Collected data entries
◆ ◆ ◆ ◆ ◆ ◆ ◆

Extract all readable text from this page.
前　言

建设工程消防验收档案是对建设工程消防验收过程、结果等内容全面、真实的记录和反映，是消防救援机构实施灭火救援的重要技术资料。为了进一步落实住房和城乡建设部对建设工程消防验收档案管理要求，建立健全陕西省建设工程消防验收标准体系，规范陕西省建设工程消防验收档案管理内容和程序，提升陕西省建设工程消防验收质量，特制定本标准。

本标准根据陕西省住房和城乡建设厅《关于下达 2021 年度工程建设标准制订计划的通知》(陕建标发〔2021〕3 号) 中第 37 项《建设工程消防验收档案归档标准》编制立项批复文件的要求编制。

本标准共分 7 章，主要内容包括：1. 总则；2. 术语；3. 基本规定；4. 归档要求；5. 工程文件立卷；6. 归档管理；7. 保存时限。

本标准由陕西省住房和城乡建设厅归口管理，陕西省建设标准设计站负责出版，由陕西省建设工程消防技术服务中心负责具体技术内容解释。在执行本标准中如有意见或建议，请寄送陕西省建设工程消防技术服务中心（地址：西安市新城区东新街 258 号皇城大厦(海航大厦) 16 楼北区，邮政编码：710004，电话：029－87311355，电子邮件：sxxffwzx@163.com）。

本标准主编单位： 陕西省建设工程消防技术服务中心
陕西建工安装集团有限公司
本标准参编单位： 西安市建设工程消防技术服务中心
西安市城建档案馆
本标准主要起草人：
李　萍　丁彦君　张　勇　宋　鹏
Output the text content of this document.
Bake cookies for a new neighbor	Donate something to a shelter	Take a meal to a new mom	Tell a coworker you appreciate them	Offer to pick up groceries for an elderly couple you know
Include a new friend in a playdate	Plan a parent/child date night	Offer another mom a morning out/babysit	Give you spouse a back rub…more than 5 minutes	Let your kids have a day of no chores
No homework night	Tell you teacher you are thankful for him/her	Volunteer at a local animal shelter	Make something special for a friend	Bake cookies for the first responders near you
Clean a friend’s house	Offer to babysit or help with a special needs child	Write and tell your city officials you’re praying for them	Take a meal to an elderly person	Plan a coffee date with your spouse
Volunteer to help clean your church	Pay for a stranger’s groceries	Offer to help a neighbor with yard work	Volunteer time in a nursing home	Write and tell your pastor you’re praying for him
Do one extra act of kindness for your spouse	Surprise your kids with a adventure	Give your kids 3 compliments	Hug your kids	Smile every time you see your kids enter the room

◆ ◆ ◆ ◆ ◆ ◆ ◆

## What is expected
Go through the entries and return each line where the word "text" appears.

## Finished exercise
Extract all readable text from this page.
Output the text content of this document.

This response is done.